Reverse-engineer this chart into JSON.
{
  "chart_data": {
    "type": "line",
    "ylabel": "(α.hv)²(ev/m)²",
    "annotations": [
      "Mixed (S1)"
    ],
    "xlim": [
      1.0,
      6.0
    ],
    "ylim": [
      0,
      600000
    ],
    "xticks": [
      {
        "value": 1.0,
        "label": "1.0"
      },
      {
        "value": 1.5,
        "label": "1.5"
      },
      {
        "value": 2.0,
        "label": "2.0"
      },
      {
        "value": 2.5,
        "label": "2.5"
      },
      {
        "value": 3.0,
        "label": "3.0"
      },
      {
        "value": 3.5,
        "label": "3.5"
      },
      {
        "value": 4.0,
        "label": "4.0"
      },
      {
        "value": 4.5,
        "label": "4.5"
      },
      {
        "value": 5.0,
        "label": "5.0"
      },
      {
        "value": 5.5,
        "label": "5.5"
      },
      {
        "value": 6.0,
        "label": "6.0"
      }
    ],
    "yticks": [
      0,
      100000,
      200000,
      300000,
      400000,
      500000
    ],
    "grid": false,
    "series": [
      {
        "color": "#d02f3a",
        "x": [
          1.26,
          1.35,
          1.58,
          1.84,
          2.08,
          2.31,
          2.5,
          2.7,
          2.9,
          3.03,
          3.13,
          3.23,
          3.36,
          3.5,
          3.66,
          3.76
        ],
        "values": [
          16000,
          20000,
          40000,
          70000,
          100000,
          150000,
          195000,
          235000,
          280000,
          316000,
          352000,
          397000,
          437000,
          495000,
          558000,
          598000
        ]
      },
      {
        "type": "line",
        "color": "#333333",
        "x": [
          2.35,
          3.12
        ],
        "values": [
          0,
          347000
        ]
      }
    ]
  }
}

---

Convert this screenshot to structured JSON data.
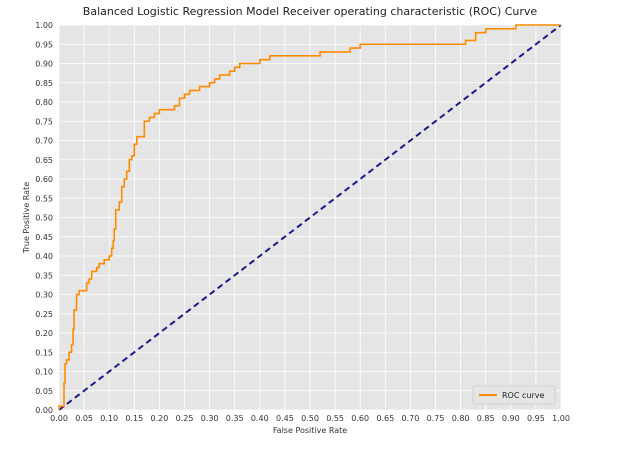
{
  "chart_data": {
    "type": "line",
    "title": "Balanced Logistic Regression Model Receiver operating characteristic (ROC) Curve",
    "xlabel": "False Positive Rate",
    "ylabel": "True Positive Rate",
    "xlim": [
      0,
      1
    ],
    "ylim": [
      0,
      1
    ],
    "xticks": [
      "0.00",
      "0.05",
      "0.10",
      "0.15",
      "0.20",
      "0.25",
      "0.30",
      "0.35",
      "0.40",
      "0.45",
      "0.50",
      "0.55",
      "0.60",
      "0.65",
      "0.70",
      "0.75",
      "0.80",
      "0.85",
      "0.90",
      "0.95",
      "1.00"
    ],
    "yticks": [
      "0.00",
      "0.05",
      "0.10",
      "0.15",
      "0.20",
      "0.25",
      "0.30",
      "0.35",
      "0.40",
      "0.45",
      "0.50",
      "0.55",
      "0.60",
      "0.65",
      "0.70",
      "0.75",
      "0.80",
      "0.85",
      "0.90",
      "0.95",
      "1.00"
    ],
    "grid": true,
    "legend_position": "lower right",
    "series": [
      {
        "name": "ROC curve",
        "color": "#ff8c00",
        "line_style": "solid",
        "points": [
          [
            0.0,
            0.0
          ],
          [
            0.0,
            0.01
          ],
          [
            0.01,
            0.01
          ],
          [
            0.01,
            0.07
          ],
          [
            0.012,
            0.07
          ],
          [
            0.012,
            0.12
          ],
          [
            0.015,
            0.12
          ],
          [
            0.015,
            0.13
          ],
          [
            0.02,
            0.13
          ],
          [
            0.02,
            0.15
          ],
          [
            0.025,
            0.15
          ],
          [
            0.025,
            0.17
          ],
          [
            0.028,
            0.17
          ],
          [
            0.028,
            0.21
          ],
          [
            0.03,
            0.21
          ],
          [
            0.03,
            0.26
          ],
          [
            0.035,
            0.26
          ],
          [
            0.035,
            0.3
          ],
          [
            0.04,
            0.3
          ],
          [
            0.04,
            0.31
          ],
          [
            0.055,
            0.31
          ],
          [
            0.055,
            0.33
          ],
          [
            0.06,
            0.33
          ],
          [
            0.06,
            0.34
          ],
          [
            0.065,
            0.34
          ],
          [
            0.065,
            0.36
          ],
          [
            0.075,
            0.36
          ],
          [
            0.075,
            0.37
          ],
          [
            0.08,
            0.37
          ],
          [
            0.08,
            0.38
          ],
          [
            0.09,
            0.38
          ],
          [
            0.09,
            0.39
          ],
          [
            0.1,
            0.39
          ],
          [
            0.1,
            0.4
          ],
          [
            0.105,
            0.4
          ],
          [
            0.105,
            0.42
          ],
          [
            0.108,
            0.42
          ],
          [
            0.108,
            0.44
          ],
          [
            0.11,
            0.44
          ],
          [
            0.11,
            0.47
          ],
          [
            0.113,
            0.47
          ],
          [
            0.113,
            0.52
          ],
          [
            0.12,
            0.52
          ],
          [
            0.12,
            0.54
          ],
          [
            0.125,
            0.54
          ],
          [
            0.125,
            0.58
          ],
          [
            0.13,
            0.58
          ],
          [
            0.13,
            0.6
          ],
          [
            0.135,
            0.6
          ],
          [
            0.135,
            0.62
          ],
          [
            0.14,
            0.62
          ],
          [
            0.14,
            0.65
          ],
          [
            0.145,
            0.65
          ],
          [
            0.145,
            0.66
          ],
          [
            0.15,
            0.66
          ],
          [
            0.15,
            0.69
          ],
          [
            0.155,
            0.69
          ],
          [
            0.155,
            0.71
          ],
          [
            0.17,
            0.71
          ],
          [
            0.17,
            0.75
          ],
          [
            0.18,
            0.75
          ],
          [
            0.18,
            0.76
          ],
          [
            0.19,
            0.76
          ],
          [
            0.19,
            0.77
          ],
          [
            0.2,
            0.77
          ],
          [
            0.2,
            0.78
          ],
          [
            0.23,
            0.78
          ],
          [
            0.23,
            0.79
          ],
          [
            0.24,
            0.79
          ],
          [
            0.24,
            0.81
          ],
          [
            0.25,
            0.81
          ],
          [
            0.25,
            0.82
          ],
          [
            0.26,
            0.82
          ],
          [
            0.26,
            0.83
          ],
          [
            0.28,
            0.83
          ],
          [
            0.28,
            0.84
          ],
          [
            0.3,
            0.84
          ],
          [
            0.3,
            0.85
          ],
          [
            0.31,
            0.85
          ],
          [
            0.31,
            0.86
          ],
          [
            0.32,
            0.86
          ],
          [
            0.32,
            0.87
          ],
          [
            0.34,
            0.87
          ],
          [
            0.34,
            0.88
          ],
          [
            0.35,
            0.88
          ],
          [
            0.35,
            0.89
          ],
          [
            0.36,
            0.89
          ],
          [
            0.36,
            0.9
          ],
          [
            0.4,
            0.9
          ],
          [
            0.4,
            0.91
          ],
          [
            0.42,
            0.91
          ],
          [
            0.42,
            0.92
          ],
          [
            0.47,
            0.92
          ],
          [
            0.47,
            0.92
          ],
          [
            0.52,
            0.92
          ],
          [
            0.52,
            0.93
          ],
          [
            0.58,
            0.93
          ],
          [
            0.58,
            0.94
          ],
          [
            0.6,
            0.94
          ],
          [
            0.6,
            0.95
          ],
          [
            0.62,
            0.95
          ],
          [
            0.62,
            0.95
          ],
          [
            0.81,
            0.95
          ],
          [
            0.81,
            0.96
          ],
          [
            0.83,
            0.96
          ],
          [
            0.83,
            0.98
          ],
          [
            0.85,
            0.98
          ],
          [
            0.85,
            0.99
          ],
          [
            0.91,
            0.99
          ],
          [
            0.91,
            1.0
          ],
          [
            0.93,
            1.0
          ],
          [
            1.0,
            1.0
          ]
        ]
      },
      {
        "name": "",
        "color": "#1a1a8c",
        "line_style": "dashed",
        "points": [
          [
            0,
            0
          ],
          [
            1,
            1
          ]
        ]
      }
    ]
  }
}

--

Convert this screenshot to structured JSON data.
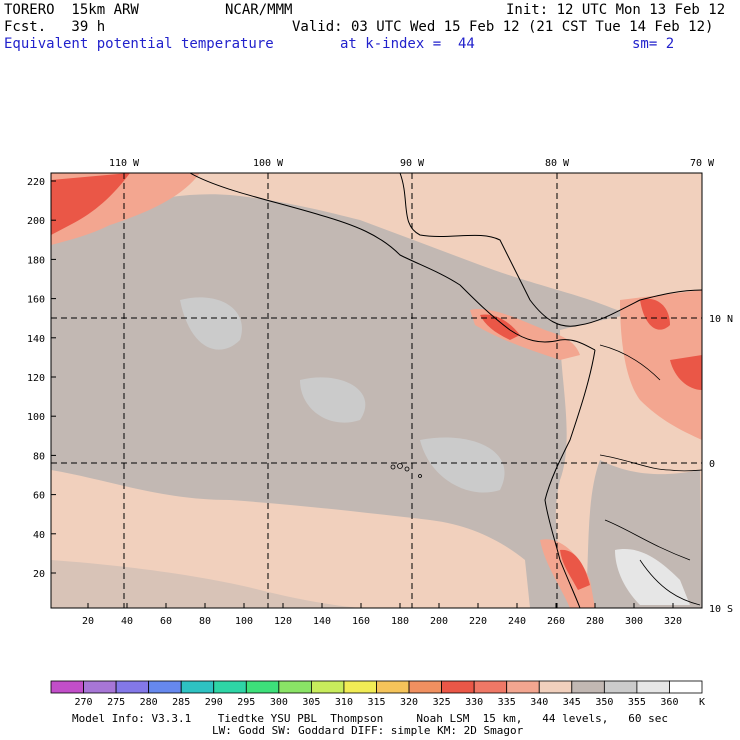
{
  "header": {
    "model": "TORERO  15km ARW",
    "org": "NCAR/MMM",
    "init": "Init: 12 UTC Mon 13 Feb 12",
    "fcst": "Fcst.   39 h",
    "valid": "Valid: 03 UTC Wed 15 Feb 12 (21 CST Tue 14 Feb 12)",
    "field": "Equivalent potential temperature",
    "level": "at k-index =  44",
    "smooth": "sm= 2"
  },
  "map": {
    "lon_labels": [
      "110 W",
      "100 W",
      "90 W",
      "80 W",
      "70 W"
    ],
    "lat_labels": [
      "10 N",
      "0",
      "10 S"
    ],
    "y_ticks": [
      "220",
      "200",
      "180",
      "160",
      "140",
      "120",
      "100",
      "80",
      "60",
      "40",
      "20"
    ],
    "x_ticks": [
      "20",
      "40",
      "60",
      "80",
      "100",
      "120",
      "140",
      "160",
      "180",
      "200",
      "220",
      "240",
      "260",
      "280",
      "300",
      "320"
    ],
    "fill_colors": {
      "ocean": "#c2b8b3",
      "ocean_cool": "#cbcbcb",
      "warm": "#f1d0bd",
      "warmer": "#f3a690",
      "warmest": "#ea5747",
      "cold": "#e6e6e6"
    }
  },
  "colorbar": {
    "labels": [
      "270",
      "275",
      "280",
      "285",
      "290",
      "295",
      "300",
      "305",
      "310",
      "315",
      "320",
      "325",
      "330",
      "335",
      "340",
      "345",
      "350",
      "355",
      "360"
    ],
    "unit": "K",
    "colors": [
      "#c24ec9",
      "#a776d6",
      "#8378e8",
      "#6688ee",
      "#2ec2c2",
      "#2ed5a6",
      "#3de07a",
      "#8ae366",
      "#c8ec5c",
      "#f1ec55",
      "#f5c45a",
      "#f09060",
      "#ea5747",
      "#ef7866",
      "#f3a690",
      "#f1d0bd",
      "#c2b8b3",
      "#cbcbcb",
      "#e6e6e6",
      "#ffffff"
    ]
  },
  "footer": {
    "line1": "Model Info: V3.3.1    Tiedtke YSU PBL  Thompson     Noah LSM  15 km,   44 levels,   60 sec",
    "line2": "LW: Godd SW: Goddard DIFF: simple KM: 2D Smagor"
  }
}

### Exercise aim
Each line in the listing above either holds the string "ylabel" or does not; state how many do, giving the number only.

### Task output
2